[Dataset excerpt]
---

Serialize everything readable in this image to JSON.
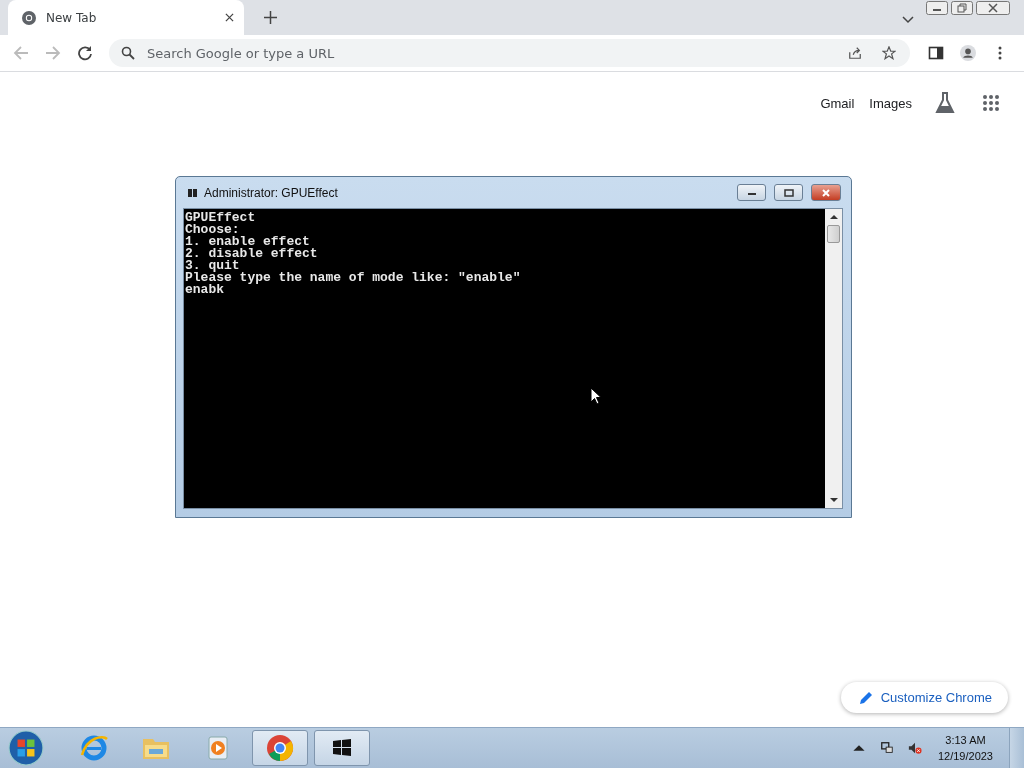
{
  "browser": {
    "tab": {
      "title": "New Tab"
    },
    "omnibox": {
      "placeholder": "Search Google or type a URL"
    },
    "links": [
      "Gmail",
      "Images"
    ],
    "customize_button": "Customize Chrome"
  },
  "console": {
    "title": "Administrator:  GPUEffect",
    "lines": [
      "GPUEffect",
      "Choose:",
      "1. enable effect",
      "2. disable effect",
      "3. quit",
      "Please type the name of mode like: \"enable\""
    ],
    "input": "enabk"
  },
  "taskbar": {
    "apps": [
      {
        "kind": "ie",
        "selected": false
      },
      {
        "kind": "folder",
        "selected": false
      },
      {
        "kind": "media",
        "selected": false
      },
      {
        "kind": "chrome",
        "selected": true
      },
      {
        "kind": "console",
        "selected": true
      }
    ],
    "time": "3:13 AM",
    "date": "12/19/2023"
  }
}
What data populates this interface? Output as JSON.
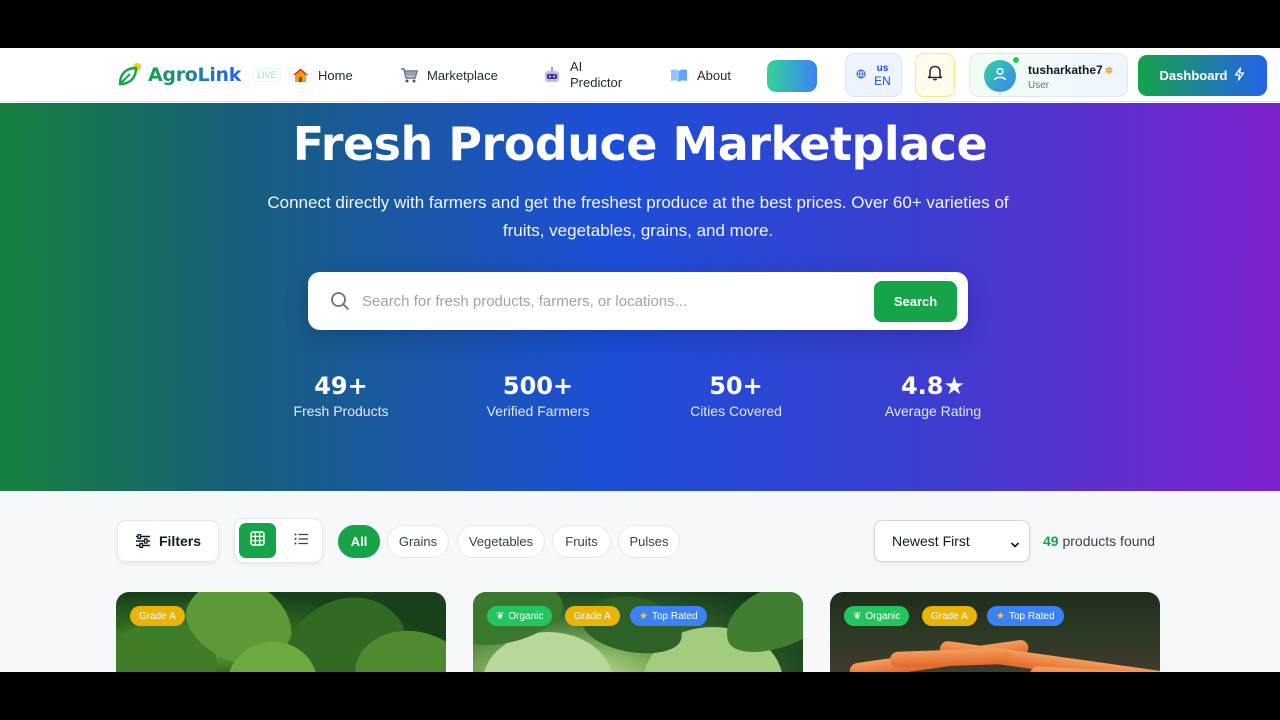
{
  "brand": {
    "name": "AgroLink",
    "live_label": "LIVE"
  },
  "nav": {
    "home": "Home",
    "marketplace": "Marketplace",
    "ai_line1": "AI",
    "ai_line2": "Predictor",
    "about": "About"
  },
  "language": {
    "region": "us",
    "code": "EN"
  },
  "user": {
    "name": "tusharkathe7",
    "role": "User"
  },
  "dashboard_label": "Dashboard",
  "hero": {
    "title": "Fresh Produce Marketplace",
    "subtitle": "Connect directly with farmers and get the freshest produce at the best prices. Over 60+ varieties of fruits, vegetables, grains, and more."
  },
  "search": {
    "placeholder": "Search for fresh products, farmers, or locations...",
    "value": "",
    "button": "Search"
  },
  "stats": [
    {
      "value": "49+",
      "label": "Fresh Products"
    },
    {
      "value": "500+",
      "label": "Verified Farmers"
    },
    {
      "value": "50+",
      "label": "Cities Covered"
    },
    {
      "value": "4.8★",
      "label": "Average Rating"
    }
  ],
  "toolbar": {
    "filters_label": "Filters",
    "categories": [
      "All",
      "Grains",
      "Vegetables",
      "Fruits",
      "Pulses"
    ],
    "active_category": "All",
    "sort_value": "Newest First",
    "count_number": "49",
    "count_suffix": "products found"
  },
  "cards": [
    {
      "badges": [
        "Grade A"
      ],
      "image": "spinach"
    },
    {
      "badges": [
        "Organic",
        "Grade A",
        "Top Rated"
      ],
      "image": "cabbage"
    },
    {
      "badges": [
        "Organic",
        "Grade A",
        "Top Rated"
      ],
      "image": "carrots"
    }
  ],
  "colors": {
    "primary_green": "#16a34a",
    "accent_blue": "#2563eb",
    "accent_purple": "#7e22ce",
    "badge_yellow": "#eab308",
    "badge_blue": "#3b82f6"
  },
  "icons": {
    "home": "house-icon",
    "marketplace": "cart-icon",
    "ai": "robot-icon",
    "about": "book-icon",
    "bell": "bell-icon",
    "bolt": "bolt-icon",
    "search": "search-icon"
  }
}
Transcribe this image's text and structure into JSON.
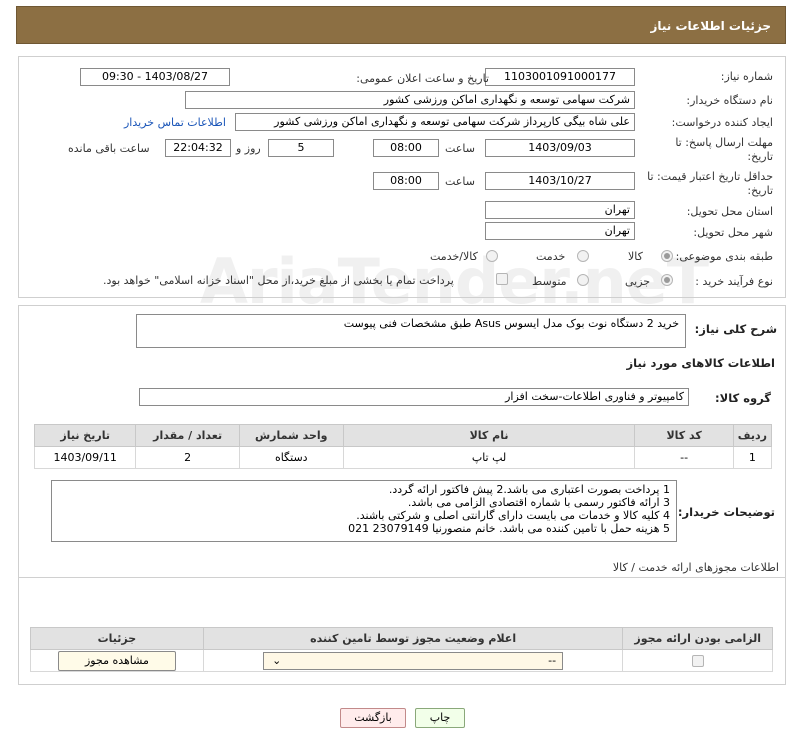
{
  "header": {
    "title": "جزئیات اطلاعات نیاز"
  },
  "form": {
    "need_number_label": "شماره نیاز:",
    "need_number": "1103001091000177",
    "announce_label": "تاریخ و ساعت اعلان عمومی:",
    "announce_value": "1403/08/27 - 09:30",
    "buyer_label": "نام دستگاه خریدار:",
    "buyer_value": "شرکت سهامی توسعه و نگهداری اماکن ورزشی کشور",
    "creator_label": "ایجاد کننده درخواست:",
    "creator_value": "علی شاه بیگی کارپرداز شرکت سهامی توسعه و نگهداری اماکن ورزشی کشور",
    "contact_link": "اطلاعات تماس خریدار",
    "deadline_label_1": "مهلت ارسال پاسخ: تا",
    "deadline_label_2": "تاریخ:",
    "deadline_date": "1403/09/03",
    "time_label": "ساعت",
    "deadline_time": "08:00",
    "days_value": "5",
    "days_label": "روز و",
    "remaining_time": "22:04:32",
    "remaining_label": "ساعت باقی مانده",
    "validity_label_1": "حداقل تاریخ اعتبار قیمت: تا",
    "validity_label_2": "تاریخ:",
    "validity_date": "1403/10/27",
    "validity_time": "08:00",
    "province_label": "استان محل تحویل:",
    "province_value": "تهران",
    "city_label": "شهر محل تحویل:",
    "city_value": "تهران",
    "category_label": "طبقه بندی موضوعی:",
    "category_options": [
      "کالا",
      "خدمت",
      "کالا/خدمت"
    ],
    "process_label": "نوع فرآیند خرید :",
    "process_options": [
      "جزیی",
      "متوسط"
    ],
    "payment_note": "پرداخت تمام یا بخشی از مبلغ خرید،از محل \"اسناد خزانه اسلامی\" خواهد بود."
  },
  "description": {
    "label": "شرح کلی نیاز:",
    "value": "خرید 2 دستگاه نوت بوک مدل ایسوس Asus طبق مشخصات فنی پیوست"
  },
  "goods": {
    "section_title": "اطلاعات کالاهای مورد نیاز",
    "group_label": "گروه کالا:",
    "group_value": "کامپیوتر و فناوری اطلاعات-سخت افزار",
    "columns": [
      "ردیف",
      "کد کالا",
      "نام کالا",
      "واحد شمارش",
      "تعداد / مقدار",
      "تاریخ نیاز"
    ],
    "rows": [
      {
        "row": "1",
        "code": "--",
        "name": "لپ تاپ",
        "unit": "دستگاه",
        "qty": "2",
        "date": "1403/09/11"
      }
    ]
  },
  "buyer_notes": {
    "label": "توضیحات خریدار:",
    "lines": [
      "1 پرداخت بصورت اعتباری می باشد.2 پیش فاکتور ارائه گردد.",
      "3 ارائه فاکتور رسمی با شماره اقتصادی الزامی می باشد.",
      "4 کلیه کالا و خدمات می بایست دارای گارانتی اصلی و شرکتی باشند.",
      "5 هزینه حمل با تامین کننده می باشد. خانم منصورنیا  23079149   021"
    ]
  },
  "permits": {
    "section_title": "اطلاعات مجوزهای ارائه خدمت / کالا",
    "columns": [
      "الزامی بودن ارائه مجوز",
      "اعلام وضعیت مجوز توسط تامین کننده",
      "جزئیات"
    ],
    "select_value": "--",
    "view_button": "مشاهده مجوز"
  },
  "actions": {
    "print": "چاپ",
    "back": "بازگشت"
  },
  "watermark": "AriaTender.neT"
}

---

Using the records given above, list every line that includes the word "شماره".

*The completed task*:
    "need_number_label": "شماره نیاز:",
      "3 ارائه فاکتور رسمی با شماره اقتصادی الزامی می باشد.",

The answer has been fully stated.